[The records start]

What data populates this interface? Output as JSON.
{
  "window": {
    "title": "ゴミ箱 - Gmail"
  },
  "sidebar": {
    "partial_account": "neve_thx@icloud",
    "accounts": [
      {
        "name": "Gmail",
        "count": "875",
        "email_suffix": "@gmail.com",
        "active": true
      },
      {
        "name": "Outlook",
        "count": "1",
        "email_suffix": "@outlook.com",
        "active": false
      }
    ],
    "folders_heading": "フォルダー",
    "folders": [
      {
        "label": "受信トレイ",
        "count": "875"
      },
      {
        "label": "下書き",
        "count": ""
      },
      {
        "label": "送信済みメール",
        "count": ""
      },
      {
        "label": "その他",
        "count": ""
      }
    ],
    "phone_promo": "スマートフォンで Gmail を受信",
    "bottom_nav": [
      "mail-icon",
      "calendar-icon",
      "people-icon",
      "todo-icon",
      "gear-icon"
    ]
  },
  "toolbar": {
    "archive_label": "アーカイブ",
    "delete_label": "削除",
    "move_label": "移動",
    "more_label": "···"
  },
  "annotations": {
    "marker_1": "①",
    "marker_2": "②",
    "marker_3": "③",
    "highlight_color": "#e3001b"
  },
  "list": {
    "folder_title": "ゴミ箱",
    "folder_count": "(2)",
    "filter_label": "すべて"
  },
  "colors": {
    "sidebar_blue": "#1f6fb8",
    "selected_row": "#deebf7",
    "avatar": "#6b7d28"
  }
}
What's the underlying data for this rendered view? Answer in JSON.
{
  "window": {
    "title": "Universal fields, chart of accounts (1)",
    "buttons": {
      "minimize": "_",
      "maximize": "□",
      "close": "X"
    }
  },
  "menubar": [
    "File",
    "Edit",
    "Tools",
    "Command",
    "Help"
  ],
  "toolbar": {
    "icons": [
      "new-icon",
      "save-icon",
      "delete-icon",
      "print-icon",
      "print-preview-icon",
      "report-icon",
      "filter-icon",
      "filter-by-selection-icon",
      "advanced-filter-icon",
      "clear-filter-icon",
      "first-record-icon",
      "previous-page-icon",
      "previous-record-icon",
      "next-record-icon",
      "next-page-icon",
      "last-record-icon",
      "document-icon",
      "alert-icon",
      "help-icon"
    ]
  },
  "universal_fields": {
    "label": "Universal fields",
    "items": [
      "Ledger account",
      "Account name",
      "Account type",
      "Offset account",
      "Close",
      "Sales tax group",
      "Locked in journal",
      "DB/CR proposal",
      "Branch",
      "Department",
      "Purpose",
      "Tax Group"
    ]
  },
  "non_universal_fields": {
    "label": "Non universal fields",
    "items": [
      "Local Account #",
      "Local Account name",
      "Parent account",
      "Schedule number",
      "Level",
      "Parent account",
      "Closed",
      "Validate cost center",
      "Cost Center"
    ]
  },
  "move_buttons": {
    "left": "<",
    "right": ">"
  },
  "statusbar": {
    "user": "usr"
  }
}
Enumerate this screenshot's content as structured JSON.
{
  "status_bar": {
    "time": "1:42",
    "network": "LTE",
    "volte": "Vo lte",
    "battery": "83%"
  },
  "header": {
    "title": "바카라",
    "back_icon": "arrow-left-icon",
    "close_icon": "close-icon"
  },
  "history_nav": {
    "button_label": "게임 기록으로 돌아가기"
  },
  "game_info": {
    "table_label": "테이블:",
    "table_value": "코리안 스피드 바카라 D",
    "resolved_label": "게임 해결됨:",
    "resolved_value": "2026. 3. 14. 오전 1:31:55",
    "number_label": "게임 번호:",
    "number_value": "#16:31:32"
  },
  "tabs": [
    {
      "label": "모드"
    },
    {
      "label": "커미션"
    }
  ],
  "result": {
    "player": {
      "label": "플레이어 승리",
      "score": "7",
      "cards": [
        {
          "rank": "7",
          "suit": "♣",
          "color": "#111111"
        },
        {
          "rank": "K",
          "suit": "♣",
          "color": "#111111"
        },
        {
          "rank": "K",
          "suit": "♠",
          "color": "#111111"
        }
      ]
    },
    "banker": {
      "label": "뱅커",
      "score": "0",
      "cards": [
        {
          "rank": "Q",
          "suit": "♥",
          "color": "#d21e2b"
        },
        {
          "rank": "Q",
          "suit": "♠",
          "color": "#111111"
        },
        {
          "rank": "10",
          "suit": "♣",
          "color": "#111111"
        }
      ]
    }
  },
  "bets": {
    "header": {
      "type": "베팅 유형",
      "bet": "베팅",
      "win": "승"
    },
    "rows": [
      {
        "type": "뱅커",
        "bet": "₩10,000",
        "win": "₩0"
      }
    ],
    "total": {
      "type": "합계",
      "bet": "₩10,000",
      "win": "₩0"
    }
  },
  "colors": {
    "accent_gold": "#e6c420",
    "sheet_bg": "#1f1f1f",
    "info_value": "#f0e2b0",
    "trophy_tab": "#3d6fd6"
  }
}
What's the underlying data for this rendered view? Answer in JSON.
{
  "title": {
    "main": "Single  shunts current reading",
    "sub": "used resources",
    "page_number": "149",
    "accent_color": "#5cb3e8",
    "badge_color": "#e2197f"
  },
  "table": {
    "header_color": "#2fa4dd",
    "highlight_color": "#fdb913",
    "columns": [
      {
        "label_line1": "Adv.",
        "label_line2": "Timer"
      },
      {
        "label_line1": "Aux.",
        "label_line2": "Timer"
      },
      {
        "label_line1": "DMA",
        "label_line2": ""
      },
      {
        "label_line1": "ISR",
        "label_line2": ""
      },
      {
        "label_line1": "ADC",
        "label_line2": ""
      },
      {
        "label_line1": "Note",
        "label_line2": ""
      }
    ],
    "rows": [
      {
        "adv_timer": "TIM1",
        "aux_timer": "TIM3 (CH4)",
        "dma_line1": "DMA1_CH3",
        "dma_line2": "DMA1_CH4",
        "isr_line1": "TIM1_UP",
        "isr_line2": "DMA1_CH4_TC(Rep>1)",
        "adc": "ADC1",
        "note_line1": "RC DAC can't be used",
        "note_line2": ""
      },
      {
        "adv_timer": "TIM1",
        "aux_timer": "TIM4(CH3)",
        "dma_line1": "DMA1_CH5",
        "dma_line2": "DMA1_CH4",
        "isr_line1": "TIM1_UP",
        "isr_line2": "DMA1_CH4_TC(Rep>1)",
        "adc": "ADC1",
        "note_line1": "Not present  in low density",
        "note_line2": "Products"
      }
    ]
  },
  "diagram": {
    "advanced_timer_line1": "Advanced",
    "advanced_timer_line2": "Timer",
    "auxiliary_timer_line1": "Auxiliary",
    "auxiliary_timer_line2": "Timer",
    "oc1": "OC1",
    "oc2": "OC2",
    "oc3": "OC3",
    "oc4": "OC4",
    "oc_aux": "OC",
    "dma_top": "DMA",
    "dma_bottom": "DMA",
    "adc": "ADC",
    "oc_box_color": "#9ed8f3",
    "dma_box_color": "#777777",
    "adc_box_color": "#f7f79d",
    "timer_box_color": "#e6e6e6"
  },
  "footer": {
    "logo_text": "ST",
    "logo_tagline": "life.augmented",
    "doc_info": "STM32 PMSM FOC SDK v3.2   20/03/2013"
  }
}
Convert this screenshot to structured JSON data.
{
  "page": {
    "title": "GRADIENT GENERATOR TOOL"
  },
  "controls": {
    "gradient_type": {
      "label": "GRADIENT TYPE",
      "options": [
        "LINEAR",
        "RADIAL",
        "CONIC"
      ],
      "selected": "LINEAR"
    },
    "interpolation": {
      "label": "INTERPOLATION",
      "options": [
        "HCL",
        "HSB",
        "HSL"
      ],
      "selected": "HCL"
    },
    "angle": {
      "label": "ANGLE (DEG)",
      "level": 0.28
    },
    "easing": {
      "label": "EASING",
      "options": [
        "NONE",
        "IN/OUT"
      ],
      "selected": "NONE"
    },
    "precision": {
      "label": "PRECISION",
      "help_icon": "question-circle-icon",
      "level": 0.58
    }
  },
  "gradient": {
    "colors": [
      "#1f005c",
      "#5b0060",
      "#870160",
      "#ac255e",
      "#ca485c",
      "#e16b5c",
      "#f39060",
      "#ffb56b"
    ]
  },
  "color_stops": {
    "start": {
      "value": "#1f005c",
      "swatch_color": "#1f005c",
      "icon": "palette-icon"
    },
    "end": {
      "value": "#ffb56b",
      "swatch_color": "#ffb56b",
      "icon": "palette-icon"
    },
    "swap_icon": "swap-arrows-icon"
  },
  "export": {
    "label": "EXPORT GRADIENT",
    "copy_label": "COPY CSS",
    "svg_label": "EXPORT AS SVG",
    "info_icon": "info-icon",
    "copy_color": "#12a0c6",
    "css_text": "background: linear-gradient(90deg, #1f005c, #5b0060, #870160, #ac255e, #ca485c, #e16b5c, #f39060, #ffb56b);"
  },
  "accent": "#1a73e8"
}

[The records end]

→ **Problem to work on**
Take every line containing the word "screenshot" and copy it.

→ **Expected answer**
Enumerate this screenshot's content as structured JSON.
Convert this screenshot to structured JSON data.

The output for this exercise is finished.